=== DATA FOR THE TASK ===
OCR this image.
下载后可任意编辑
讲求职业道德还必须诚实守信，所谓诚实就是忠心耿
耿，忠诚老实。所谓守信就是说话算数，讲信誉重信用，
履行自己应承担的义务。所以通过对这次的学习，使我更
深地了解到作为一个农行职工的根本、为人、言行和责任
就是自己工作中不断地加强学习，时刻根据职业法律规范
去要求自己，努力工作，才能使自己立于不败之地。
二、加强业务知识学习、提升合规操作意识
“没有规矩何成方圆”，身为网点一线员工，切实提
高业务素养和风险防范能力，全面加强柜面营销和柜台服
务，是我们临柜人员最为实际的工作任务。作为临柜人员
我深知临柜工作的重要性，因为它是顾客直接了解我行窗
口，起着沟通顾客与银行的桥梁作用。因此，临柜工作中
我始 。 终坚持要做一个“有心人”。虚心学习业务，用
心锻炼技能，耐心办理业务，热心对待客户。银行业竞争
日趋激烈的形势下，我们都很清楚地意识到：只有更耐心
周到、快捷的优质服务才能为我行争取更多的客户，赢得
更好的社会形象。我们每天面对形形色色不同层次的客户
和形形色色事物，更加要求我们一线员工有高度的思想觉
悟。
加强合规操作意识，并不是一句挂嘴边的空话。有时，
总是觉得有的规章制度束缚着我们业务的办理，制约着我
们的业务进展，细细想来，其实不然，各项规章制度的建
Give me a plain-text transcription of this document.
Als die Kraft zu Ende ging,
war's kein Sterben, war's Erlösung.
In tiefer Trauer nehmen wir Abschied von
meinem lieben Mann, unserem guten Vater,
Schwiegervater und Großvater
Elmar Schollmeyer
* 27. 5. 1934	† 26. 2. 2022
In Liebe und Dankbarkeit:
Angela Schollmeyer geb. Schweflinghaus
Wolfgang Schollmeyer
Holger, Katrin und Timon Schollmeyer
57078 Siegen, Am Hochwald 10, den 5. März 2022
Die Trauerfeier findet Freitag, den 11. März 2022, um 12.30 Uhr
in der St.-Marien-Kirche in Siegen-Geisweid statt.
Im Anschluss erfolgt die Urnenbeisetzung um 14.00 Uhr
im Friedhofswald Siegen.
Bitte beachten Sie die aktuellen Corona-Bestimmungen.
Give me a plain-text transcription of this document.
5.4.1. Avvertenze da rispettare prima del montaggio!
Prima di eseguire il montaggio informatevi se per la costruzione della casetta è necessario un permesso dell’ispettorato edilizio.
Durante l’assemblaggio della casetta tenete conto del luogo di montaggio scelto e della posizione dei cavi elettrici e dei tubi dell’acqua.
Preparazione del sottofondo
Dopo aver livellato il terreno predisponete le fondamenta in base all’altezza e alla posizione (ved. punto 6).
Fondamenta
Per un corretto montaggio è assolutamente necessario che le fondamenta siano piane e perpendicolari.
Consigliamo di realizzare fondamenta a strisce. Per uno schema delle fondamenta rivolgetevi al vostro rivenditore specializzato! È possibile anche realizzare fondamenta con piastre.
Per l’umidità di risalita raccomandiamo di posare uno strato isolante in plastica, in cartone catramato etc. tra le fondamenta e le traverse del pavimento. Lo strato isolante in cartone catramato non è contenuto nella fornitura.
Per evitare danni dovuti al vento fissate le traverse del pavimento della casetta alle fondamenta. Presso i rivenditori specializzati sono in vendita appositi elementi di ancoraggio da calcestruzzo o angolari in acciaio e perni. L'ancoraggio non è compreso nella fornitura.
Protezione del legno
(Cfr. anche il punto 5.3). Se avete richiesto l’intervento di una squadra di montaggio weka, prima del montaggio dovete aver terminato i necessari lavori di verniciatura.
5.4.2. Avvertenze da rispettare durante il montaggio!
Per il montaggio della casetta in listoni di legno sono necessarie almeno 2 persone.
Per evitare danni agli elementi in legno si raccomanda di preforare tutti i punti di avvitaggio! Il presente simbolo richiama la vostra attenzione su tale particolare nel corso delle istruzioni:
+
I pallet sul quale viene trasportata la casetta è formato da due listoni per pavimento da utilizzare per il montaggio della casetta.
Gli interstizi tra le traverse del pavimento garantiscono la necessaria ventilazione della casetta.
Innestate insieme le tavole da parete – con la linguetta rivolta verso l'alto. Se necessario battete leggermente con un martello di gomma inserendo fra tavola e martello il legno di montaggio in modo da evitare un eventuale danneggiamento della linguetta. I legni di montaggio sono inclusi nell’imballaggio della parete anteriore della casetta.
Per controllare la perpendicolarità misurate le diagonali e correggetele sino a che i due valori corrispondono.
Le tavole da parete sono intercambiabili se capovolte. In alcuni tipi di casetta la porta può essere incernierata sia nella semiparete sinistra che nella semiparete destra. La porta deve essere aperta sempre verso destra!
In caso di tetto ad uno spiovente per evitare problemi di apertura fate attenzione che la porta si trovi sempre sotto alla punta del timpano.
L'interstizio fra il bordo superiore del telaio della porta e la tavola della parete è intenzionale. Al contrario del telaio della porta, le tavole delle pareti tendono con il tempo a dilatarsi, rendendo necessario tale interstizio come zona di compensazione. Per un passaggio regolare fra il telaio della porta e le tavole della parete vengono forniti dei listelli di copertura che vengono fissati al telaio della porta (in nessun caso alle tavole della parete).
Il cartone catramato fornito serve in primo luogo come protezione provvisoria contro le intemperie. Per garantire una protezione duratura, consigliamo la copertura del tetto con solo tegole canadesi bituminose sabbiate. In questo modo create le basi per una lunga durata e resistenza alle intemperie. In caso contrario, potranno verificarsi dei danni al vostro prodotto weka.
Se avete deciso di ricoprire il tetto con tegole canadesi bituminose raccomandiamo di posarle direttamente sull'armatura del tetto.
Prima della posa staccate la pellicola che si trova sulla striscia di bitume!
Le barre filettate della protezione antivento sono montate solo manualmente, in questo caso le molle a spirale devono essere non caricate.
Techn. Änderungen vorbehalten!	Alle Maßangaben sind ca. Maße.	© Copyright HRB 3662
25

=== EXERCISE TASK ===
Print the records above exactly as they appear.

=== CORRECT RESULT ===
OCR this image.
下载后可任意编辑
讲求职业道德还必须诚实守信，所谓诚实就是忠心耿
耿，忠诚老实。所谓守信就是说话算数，讲信誉重信用，
履行自己应承担的义务。所以通过对这次的学习，使我更
深地了解到作为一个农行职工的根本、为人、言行和责任
就是自己工作中不断地加强学习，时刻根据职业法律规范
去要求自己，努力工作，才能使自己立于不败之地。
二、加强业务知识学习、提升合规操作意识
“没有规矩何成方圆”，身为网点一线员工，切实提
高业务素养和风险防范能力，全面加强柜面营销和柜台服
务，是我们临柜人员最为实际的工作任务。作为临柜人员
我深知临柜工作的重要性，因为它是顾客直接了解我行窗
口，起着沟通顾客与银行的桥梁作用。因此，临柜工作中
我始 。 终坚持要做一个“有心人”。虚心学习业务，用
心锻炼技能，耐心办理业务，热心对待客户。银行业竞争
日趋激烈的形势下，我们都很清楚地意识到：只有更耐心
周到、快捷的优质服务才能为我行争取更多的客户，赢得
更好的社会形象。我们每天面对形形色色不同层次的客户
和形形色色事物，更加要求我们一线员工有高度的思想觉
悟。
加强合规操作意识，并不是一句挂嘴边的空话。有时，
总是觉得有的规章制度束缚着我们业务的办理，制约着我
们的业务进展，细细想来，其实不然，各项规章制度的建
Give me a plain-text transcription of this document.
Als die Kraft zu Ende ging,
war's kein Sterben, war's Erlösung.
In tiefer Trauer nehmen wir Abschied von
meinem lieben Mann, unserem guten Vater,
Schwiegervater und Großvater
Elmar Schollmeyer
* 27. 5. 1934	† 26. 2. 2022
In Liebe und Dankbarkeit:
Angela Schollmeyer geb. Schweflinghaus
Wolfgang Schollmeyer
Holger, Katrin und Timon Schollmeyer
57078 Siegen, Am Hochwald 10, den 5. März 2022
Die Trauerfeier findet Freitag, den 11. März 2022, um 12.30 Uhr
in der St.-Marien-Kirche in Siegen-Geisweid statt.
Im Anschluss erfolgt die Urnenbeisetzung um 14.00 Uhr
im Friedhofswald Siegen.
Bitte beachten Sie die aktuellen Corona-Bestimmungen.
Give me a plain-text transcription of this document.
5.4.1. Avvertenze da rispettare prima del montaggio!
Prima di eseguire il montaggio informatevi se per la costruzione della casetta è necessario un permesso dell’ispettorato edilizio.
Durante l’assemblaggio della casetta tenete conto del luogo di montaggio scelto e della posizione dei cavi elettrici e dei tubi dell’acqua.
Preparazione del sottofondo
Dopo aver livellato il terreno predisponete le fondamenta in base all’altezza e alla posizione (ved. punto 6).
Fondamenta
Per un corretto montaggio è assolutamente necessario che le fondamenta siano piane e perpendicolari.
Consigliamo di realizzare fondamenta a strisce. Per uno schema delle fondamenta rivolgetevi al vostro rivenditore specializzato! È possibile anche realizzare fondamenta con piastre.
Per l’umidità di risalita raccomandiamo di posare uno strato isolante in plastica, in cartone catramato etc. tra le fondamenta e le traverse del pavimento. Lo strato isolante in cartone catramato non è contenuto nella fornitura.
Per evitare danni dovuti al vento fissate le traverse del pavimento della casetta alle fondamenta. Presso i rivenditori specializzati sono in vendita appositi elementi di ancoraggio da calcestruzzo o angolari in acciaio e perni. L'ancoraggio non è compreso nella fornitura.
Protezione del legno
(Cfr. anche il punto 5.3). Se avete richiesto l’intervento di una squadra di montaggio weka, prima del montaggio dovete aver terminato i necessari lavori di verniciatura.
5.4.2. Avvertenze da rispettare durante il montaggio!
Per il montaggio della casetta in listoni di legno sono necessarie almeno 2 persone.
Per evitare danni agli elementi in legno si raccomanda di preforare tutti i punti di avvitaggio! Il presente simbolo richiama la vostra attenzione su tale particolare nel corso delle istruzioni:
+
I pallet sul quale viene trasportata la casetta è formato da due listoni per pavimento da utilizzare per il montaggio della casetta.
Gli interstizi tra le traverse del pavimento garantiscono la necessaria ventilazione della casetta.
Innestate insieme le tavole da parete – con la linguetta rivolta verso l'alto. Se necessario battete leggermente con un martello di gomma inserendo fra tavola e martello il legno di montaggio in modo da evitare un eventuale danneggiamento della linguetta. I legni di montaggio sono inclusi nell’imballaggio della parete anteriore della casetta.
Per controllare la perpendicolarità misurate le diagonali e correggetele sino a che i due valori corrispondono.
Le tavole da parete sono intercambiabili se capovolte. In alcuni tipi di casetta la porta può essere incernierata sia nella semiparete sinistra che nella semiparete destra. La porta deve essere aperta sempre verso destra!
In caso di tetto ad uno spiovente per evitare problemi di apertura fate attenzione che la porta si trovi sempre sotto alla punta del timpano.
L'interstizio fra il bordo superiore del telaio della porta e la tavola della parete è intenzionale. Al contrario del telaio della porta, le tavole delle pareti tendono con il tempo a dilatarsi, rendendo necessario tale interstizio come zona di compensazione. Per un passaggio regolare fra il telaio della porta e le tavole della parete vengono forniti dei listelli di copertura che vengono fissati al telaio della porta (in nessun caso alle tavole della parete).
Il cartone catramato fornito serve in primo luogo come protezione provvisoria contro le intemperie. Per garantire una protezione duratura, consigliamo la copertura del tetto con solo tegole canadesi bituminose sabbiate. In questo modo create le basi per una lunga durata e resistenza alle intemperie. In caso contrario, potranno verificarsi dei danni al vostro prodotto weka.
Se avete deciso di ricoprire il tetto con tegole canadesi bituminose raccomandiamo di posarle direttamente sull'armatura del tetto.
Prima della posa staccate la pellicola che si trova sulla striscia di bitume!
Le barre filettate della protezione antivento sono montate solo manualmente, in questo caso le molle a spirale devono essere non caricate.
Techn. Änderungen vorbehalten!	Alle Maßangaben sind ca. Maße.	© Copyright HRB 3662
25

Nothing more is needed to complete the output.